(Task statement) Check each line of the listing below for the string "Proof", and copy the ones that have it.

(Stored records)
— start —
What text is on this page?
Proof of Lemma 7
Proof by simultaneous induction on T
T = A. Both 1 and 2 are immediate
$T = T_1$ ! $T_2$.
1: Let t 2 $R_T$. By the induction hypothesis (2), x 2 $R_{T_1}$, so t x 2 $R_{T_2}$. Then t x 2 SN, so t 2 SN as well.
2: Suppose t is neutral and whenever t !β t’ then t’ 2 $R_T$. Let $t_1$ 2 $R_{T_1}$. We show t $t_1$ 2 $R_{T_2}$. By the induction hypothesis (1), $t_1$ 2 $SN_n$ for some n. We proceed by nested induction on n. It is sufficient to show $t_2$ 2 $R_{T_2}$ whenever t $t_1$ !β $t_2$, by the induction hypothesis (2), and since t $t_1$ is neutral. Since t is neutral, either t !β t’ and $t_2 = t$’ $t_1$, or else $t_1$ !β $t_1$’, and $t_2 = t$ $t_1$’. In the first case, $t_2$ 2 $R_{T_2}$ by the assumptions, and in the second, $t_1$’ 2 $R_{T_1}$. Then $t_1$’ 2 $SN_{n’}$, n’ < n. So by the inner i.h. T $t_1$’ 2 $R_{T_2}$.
— end —
(Final result)
Proof of Lemma 7
Proof by simultaneous induction on T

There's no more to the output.